• **Problem description**
Below are records; count the lines that contain "this" and give only the total.

• **Task inputs**
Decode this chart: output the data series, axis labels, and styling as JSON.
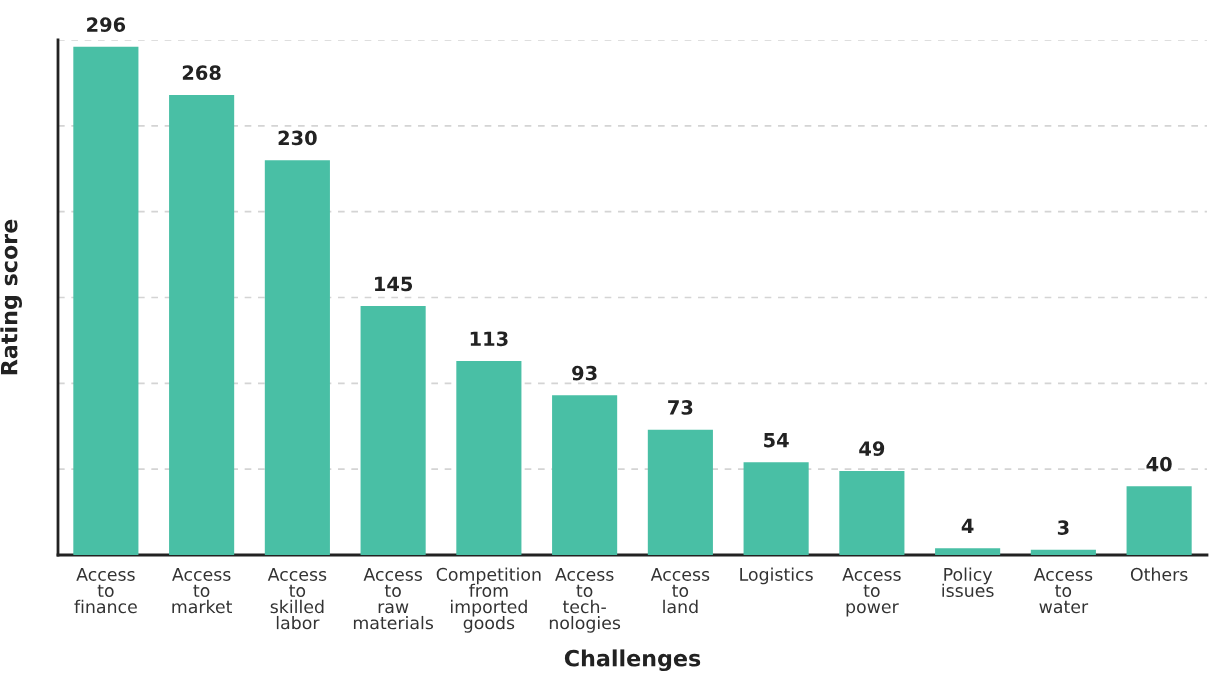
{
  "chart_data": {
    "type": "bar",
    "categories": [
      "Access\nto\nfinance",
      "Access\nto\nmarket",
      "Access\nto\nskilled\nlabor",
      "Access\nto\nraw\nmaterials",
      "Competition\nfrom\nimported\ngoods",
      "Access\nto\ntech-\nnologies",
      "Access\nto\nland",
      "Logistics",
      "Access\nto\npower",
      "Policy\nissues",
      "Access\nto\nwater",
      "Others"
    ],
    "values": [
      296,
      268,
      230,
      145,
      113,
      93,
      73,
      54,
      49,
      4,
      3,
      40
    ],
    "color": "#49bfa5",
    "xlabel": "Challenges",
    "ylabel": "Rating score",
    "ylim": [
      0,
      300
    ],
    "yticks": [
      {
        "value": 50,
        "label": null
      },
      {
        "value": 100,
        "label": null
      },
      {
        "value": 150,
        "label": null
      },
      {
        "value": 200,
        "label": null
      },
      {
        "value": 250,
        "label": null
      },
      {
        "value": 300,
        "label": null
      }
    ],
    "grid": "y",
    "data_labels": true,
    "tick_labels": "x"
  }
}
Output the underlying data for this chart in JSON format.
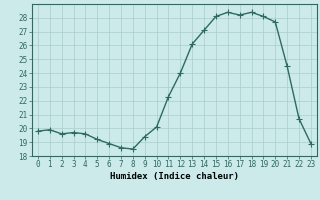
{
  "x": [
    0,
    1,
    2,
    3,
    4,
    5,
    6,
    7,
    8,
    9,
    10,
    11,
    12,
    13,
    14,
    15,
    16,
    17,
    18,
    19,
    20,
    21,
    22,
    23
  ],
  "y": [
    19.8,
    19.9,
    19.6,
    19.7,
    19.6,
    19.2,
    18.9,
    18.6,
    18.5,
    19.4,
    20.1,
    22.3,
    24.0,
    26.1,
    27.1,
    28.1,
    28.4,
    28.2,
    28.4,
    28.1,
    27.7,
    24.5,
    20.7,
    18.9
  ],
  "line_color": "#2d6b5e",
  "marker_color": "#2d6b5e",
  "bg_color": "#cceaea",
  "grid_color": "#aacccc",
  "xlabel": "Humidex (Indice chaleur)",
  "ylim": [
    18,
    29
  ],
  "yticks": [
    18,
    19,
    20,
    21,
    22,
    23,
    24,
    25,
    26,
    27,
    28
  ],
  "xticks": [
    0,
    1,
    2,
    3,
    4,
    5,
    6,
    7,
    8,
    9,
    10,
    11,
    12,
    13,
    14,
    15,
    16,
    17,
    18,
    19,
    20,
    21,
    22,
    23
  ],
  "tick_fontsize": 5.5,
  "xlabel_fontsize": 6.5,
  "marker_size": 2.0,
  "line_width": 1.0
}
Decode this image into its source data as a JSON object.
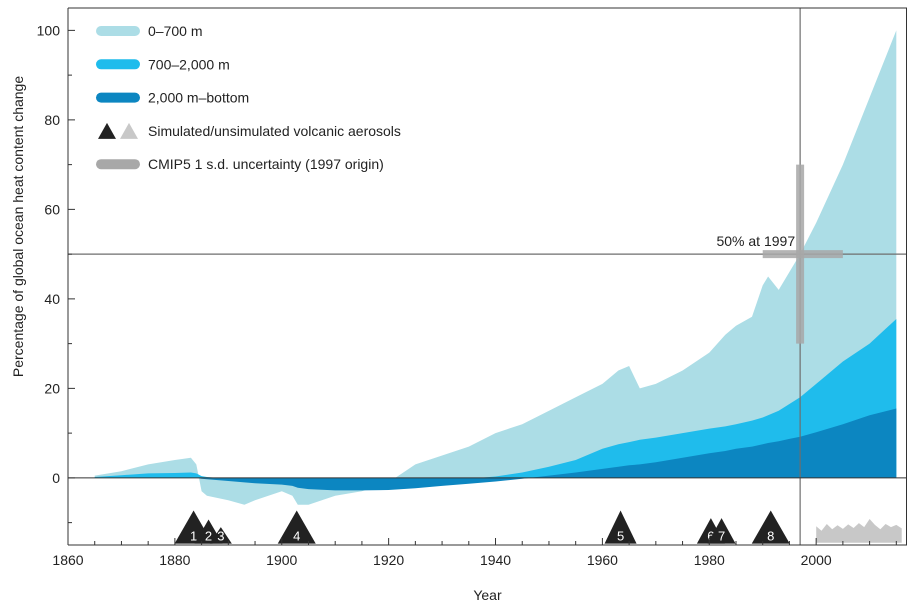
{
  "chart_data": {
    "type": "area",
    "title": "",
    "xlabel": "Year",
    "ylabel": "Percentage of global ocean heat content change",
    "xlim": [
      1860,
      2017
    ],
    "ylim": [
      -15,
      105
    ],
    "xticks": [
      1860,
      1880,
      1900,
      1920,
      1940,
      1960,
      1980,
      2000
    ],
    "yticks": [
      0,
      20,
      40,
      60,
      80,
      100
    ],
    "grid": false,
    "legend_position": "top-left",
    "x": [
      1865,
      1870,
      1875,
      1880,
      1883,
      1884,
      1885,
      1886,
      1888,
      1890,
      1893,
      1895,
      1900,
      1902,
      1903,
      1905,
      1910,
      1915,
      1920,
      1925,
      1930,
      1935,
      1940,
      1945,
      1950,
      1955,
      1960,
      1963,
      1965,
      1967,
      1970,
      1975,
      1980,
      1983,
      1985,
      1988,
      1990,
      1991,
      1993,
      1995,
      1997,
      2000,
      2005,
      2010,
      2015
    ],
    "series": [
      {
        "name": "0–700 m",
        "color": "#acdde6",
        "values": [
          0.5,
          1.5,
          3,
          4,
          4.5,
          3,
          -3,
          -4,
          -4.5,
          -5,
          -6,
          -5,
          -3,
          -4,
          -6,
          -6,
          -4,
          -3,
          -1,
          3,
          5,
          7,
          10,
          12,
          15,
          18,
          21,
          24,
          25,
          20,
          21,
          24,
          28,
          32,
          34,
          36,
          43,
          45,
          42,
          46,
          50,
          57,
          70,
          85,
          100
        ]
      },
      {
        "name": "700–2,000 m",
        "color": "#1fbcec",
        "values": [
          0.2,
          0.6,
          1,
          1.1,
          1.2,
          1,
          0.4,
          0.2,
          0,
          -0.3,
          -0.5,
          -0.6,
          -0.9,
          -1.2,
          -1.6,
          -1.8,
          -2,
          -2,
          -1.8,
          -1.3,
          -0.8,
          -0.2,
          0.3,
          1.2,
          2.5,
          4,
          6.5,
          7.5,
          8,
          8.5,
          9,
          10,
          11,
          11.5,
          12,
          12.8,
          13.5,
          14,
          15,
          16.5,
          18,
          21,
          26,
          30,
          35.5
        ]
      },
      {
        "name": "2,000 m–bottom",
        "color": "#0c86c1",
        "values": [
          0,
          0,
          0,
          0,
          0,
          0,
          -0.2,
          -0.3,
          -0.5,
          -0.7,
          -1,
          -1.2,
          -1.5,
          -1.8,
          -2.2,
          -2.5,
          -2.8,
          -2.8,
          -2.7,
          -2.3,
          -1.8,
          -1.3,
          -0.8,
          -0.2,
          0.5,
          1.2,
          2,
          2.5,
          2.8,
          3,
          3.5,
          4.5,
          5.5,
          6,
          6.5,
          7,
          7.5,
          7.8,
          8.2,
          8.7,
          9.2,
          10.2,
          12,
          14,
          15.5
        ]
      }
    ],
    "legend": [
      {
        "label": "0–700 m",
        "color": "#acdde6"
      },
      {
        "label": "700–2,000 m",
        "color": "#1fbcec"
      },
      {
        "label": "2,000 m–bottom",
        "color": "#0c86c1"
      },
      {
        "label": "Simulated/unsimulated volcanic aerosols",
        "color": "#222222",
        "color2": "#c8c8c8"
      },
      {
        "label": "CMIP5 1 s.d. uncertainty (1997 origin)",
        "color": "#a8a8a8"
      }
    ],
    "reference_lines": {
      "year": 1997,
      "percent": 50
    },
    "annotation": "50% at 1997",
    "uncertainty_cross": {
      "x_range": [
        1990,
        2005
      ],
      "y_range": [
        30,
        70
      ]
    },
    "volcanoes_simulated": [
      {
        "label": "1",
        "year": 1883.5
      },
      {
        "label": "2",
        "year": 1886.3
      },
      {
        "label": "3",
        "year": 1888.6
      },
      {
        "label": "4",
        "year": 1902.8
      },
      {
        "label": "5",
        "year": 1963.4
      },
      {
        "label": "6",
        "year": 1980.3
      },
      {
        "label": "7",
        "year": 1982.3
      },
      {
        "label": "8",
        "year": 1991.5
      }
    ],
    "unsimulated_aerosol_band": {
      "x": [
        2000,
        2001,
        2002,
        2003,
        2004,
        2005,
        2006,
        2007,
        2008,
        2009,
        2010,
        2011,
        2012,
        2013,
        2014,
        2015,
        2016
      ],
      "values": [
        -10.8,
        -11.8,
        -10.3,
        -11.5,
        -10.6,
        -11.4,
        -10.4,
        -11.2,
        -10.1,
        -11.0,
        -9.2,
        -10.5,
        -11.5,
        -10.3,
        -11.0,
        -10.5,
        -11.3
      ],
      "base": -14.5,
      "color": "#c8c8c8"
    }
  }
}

• **Worked answer**
3